%%
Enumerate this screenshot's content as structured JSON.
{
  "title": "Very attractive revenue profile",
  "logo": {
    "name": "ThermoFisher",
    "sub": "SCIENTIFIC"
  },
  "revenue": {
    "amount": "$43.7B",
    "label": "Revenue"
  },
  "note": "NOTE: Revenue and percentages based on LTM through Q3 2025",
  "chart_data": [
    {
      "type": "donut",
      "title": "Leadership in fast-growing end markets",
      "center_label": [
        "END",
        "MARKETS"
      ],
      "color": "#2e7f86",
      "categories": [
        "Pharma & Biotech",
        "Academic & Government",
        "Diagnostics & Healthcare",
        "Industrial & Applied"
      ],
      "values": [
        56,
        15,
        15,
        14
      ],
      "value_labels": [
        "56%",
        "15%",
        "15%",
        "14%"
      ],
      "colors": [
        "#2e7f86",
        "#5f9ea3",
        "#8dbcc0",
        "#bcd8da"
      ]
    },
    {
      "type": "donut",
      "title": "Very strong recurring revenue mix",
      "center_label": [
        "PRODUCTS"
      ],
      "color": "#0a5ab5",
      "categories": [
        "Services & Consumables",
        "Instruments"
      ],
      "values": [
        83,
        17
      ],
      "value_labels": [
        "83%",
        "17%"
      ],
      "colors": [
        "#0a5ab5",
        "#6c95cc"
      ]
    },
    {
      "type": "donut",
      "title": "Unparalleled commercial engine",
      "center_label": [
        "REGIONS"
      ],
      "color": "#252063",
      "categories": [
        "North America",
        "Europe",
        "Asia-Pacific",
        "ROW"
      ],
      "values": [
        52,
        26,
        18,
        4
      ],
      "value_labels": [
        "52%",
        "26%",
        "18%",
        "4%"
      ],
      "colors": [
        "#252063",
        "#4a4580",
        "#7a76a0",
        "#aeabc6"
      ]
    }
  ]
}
%%
** To be done **
All of the data shown above must be copied exactly.

** Written solution **
Enumerate this screenshot's content as structured JSON.
{
  "title": "Very attractive revenue profile",
  "logo": {
    "name": "ThermoFisher",
    "sub": "SCIENTIFIC"
  },
  "revenue": {
    "amount": "$43.7B",
    "label": "Revenue"
  },
  "note": "NOTE: Revenue and percentages based on LTM through Q3 2025",
  "chart_data": [
    {
      "type": "donut",
      "title": "Leadership in fast-growing end markets",
      "center_label": [
        "END",
        "MARKETS"
      ],
      "color": "#2e7f86",
      "categories": [
        "Pharma & Biotech",
        "Academic & Government",
        "Diagnostics & Healthcare",
        "Industrial & Applied"
      ],
      "values": [
        56,
        15,
        15,
        14
      ],
      "value_labels": [
        "56%",
        "15%",
        "15%",
        "14%"
      ],
      "colors": [
        "#2e7f86",
        "#5f9ea3",
        "#8dbcc0",
        "#bcd8da"
      ]
    },
    {
      "type": "donut",
      "title": "Very strong recurring revenue mix",
      "center_label": [
        "PRODUCTS"
      ],
      "color": "#0a5ab5",
      "categories": [
        "Services & Consumables",
        "Instruments"
      ],
      "values": [
        83,
        17
      ],
      "value_labels": [
        "83%",
        "17%"
      ],
      "colors": [
        "#0a5ab5",
        "#6c95cc"
      ]
    },
    {
      "type": "donut",
      "title": "Unparalleled commercial engine",
      "center_label": [
        "REGIONS"
      ],
      "color": "#252063",
      "categories": [
        "North America",
        "Europe",
        "Asia-Pacific",
        "ROW"
      ],
      "values": [
        52,
        26,
        18,
        4
      ],
      "value_labels": [
        "52%",
        "26%",
        "18%",
        "4%"
      ],
      "colors": [
        "#252063",
        "#4a4580",
        "#7a76a0",
        "#aeabc6"
      ]
    }
  ]
}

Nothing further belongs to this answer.